Start of LISTING

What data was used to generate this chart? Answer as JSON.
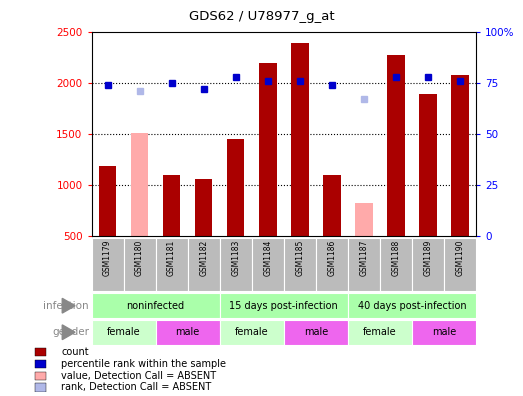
{
  "title": "GDS62 / U78977_g_at",
  "samples": [
    "GSM1179",
    "GSM1180",
    "GSM1181",
    "GSM1182",
    "GSM1183",
    "GSM1184",
    "GSM1185",
    "GSM1186",
    "GSM1187",
    "GSM1188",
    "GSM1189",
    "GSM1190"
  ],
  "counts": [
    1190,
    1510,
    1100,
    1060,
    1450,
    2190,
    2390,
    1100,
    820,
    2270,
    1890,
    2075
  ],
  "absent_count": [
    false,
    true,
    false,
    false,
    false,
    false,
    false,
    false,
    true,
    false,
    false,
    false
  ],
  "percentile": [
    74,
    71,
    75,
    72,
    78,
    76,
    76,
    74,
    67,
    78,
    78,
    76
  ],
  "absent_rank": [
    false,
    true,
    false,
    false,
    false,
    false,
    false,
    false,
    true,
    false,
    false,
    false
  ],
  "ylim_left": [
    500,
    2500
  ],
  "ylim_right": [
    0,
    100
  ],
  "yticks_left": [
    500,
    1000,
    1500,
    2000,
    2500
  ],
  "yticks_right": [
    0,
    25,
    50,
    75,
    100
  ],
  "infection_groups": [
    {
      "label": "noninfected",
      "start": 0,
      "end": 4
    },
    {
      "label": "15 days post-infection",
      "start": 4,
      "end": 8
    },
    {
      "label": "40 days post-infection",
      "start": 8,
      "end": 12
    }
  ],
  "gender_groups": [
    {
      "label": "female",
      "start": 0,
      "end": 2,
      "color": "#ccffcc"
    },
    {
      "label": "male",
      "start": 2,
      "end": 4,
      "color": "#ee66ee"
    },
    {
      "label": "female",
      "start": 4,
      "end": 6,
      "color": "#ccffcc"
    },
    {
      "label": "male",
      "start": 6,
      "end": 8,
      "color": "#ee66ee"
    },
    {
      "label": "female",
      "start": 8,
      "end": 10,
      "color": "#ccffcc"
    },
    {
      "label": "male",
      "start": 10,
      "end": 12,
      "color": "#ee66ee"
    }
  ],
  "bar_color_present": "#aa0000",
  "bar_color_absent": "#ffaaaa",
  "dot_color_present": "#0000cc",
  "dot_color_absent": "#b0b8e8",
  "infection_color": "#aaffaa",
  "xaxis_bg": "#bbbbbb",
  "legend_items": [
    {
      "label": "count",
      "color": "#aa0000"
    },
    {
      "label": "percentile rank within the sample",
      "color": "#0000cc"
    },
    {
      "label": "value, Detection Call = ABSENT",
      "color": "#ffaaaa"
    },
    {
      "label": "rank, Detection Call = ABSENT",
      "color": "#b0b8e8"
    }
  ],
  "left_label_color": "#888888",
  "arrow_color": "#888888"
}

End of LISTING

WHAT YOU HAVE TO DO: Your copy should match the entries exactly, minus the pictures.

OUTPUT:
What data was used to generate this chart? Answer as JSON.
{
  "title": "GDS62 / U78977_g_at",
  "samples": [
    "GSM1179",
    "GSM1180",
    "GSM1181",
    "GSM1182",
    "GSM1183",
    "GSM1184",
    "GSM1185",
    "GSM1186",
    "GSM1187",
    "GSM1188",
    "GSM1189",
    "GSM1190"
  ],
  "counts": [
    1190,
    1510,
    1100,
    1060,
    1450,
    2190,
    2390,
    1100,
    820,
    2270,
    1890,
    2075
  ],
  "absent_count": [
    false,
    true,
    false,
    false,
    false,
    false,
    false,
    false,
    true,
    false,
    false,
    false
  ],
  "percentile": [
    74,
    71,
    75,
    72,
    78,
    76,
    76,
    74,
    67,
    78,
    78,
    76
  ],
  "absent_rank": [
    false,
    true,
    false,
    false,
    false,
    false,
    false,
    false,
    true,
    false,
    false,
    false
  ],
  "ylim_left": [
    500,
    2500
  ],
  "ylim_right": [
    0,
    100
  ],
  "yticks_left": [
    500,
    1000,
    1500,
    2000,
    2500
  ],
  "yticks_right": [
    0,
    25,
    50,
    75,
    100
  ],
  "infection_groups": [
    {
      "label": "noninfected",
      "start": 0,
      "end": 4
    },
    {
      "label": "15 days post-infection",
      "start": 4,
      "end": 8
    },
    {
      "label": "40 days post-infection",
      "start": 8,
      "end": 12
    }
  ],
  "gender_groups": [
    {
      "label": "female",
      "start": 0,
      "end": 2,
      "color": "#ccffcc"
    },
    {
      "label": "male",
      "start": 2,
      "end": 4,
      "color": "#ee66ee"
    },
    {
      "label": "female",
      "start": 4,
      "end": 6,
      "color": "#ccffcc"
    },
    {
      "label": "male",
      "start": 6,
      "end": 8,
      "color": "#ee66ee"
    },
    {
      "label": "female",
      "start": 8,
      "end": 10,
      "color": "#ccffcc"
    },
    {
      "label": "male",
      "start": 10,
      "end": 12,
      "color": "#ee66ee"
    }
  ],
  "bar_color_present": "#aa0000",
  "bar_color_absent": "#ffaaaa",
  "dot_color_present": "#0000cc",
  "dot_color_absent": "#b0b8e8",
  "infection_color": "#aaffaa",
  "xaxis_bg": "#bbbbbb",
  "legend_items": [
    {
      "label": "count",
      "color": "#aa0000"
    },
    {
      "label": "percentile rank within the sample",
      "color": "#0000cc"
    },
    {
      "label": "value, Detection Call = ABSENT",
      "color": "#ffaaaa"
    },
    {
      "label": "rank, Detection Call = ABSENT",
      "color": "#b0b8e8"
    }
  ],
  "left_label_color": "#888888",
  "arrow_color": "#888888"
}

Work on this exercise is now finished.